→ **TASK DIRECTIONS**: Look through the material below and say how many of its lines carry the string "species". Only the number should be given.

= Beginning of Section =

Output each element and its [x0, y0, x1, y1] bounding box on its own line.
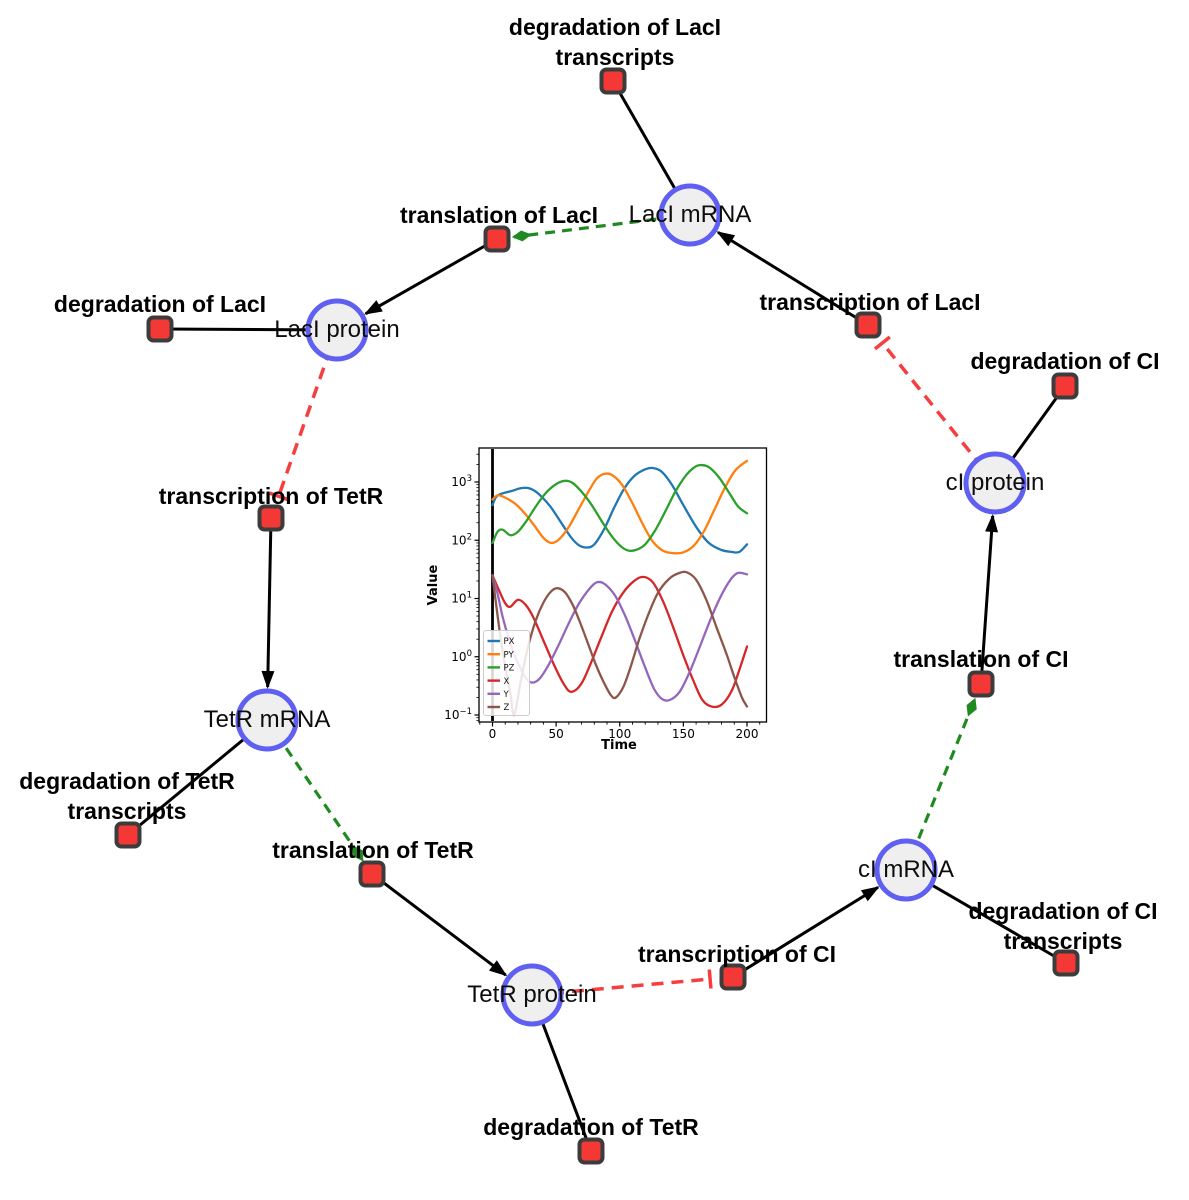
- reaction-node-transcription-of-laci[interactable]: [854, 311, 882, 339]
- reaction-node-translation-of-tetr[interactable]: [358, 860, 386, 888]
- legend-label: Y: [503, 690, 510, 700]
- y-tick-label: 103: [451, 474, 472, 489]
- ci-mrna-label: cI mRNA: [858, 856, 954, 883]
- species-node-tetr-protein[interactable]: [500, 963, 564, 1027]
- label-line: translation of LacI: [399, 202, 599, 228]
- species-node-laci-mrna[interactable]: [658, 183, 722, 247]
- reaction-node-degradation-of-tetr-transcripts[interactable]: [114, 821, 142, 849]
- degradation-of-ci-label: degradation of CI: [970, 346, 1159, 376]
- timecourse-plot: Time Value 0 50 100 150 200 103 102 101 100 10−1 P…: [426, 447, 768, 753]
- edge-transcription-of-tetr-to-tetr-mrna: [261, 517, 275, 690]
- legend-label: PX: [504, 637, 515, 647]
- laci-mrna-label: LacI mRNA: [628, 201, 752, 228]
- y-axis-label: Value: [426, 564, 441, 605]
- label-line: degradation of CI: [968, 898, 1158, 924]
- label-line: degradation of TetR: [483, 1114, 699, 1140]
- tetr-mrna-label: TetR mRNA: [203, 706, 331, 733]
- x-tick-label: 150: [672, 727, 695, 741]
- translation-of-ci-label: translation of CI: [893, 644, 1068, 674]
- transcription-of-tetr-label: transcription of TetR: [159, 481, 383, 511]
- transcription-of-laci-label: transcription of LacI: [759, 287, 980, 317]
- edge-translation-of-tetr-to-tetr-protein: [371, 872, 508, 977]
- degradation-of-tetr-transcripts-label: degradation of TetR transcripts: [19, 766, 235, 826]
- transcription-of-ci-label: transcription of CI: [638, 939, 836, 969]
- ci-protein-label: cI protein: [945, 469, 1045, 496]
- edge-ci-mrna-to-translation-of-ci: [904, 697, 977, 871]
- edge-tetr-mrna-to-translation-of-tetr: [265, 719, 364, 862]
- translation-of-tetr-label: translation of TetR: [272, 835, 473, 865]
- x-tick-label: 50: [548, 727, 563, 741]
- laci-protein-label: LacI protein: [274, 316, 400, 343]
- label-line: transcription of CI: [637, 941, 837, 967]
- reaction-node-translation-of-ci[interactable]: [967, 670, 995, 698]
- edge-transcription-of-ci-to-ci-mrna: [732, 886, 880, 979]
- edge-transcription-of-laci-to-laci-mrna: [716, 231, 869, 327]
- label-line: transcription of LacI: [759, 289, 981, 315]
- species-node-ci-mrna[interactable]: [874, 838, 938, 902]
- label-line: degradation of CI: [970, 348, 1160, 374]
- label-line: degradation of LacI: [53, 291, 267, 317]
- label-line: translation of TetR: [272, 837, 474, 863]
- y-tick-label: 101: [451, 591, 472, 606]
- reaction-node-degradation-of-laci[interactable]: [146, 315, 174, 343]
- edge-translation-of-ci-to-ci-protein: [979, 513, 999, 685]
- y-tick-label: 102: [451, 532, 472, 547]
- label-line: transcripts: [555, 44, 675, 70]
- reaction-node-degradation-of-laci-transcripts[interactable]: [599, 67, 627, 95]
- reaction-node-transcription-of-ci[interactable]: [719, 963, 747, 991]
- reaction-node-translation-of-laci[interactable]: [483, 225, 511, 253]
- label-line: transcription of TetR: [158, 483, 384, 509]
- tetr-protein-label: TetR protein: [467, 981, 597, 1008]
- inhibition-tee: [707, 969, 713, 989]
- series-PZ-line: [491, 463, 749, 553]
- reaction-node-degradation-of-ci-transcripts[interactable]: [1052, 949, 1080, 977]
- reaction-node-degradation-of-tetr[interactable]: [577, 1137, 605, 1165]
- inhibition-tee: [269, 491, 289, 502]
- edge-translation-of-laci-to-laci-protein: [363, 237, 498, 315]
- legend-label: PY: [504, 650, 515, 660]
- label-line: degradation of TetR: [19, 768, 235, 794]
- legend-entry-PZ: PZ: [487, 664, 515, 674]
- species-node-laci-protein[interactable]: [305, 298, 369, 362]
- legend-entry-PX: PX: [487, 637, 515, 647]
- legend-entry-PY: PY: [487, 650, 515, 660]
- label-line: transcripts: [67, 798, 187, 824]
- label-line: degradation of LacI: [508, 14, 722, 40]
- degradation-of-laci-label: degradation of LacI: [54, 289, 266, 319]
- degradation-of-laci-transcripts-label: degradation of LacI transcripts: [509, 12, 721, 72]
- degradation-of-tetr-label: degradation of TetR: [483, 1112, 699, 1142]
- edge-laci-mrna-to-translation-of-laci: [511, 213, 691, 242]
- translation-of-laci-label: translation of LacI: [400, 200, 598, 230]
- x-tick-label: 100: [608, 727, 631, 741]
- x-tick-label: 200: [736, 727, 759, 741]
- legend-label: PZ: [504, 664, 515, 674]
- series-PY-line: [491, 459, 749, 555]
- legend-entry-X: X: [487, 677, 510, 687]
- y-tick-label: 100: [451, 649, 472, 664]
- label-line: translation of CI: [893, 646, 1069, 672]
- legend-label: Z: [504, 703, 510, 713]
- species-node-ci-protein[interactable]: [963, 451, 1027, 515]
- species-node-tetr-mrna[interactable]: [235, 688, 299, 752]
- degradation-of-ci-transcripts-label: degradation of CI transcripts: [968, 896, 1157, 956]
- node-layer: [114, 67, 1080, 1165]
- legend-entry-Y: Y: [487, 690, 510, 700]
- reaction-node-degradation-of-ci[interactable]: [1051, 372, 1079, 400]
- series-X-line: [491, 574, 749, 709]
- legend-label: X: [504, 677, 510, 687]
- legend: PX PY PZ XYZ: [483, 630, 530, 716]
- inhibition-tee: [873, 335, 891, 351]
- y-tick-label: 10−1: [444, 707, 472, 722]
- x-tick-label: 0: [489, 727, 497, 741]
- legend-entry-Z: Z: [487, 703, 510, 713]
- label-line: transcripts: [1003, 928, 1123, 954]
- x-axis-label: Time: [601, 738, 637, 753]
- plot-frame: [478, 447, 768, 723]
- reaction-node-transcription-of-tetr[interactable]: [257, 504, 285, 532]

= End of Section =

→ **EXERCISE RESULT**: 6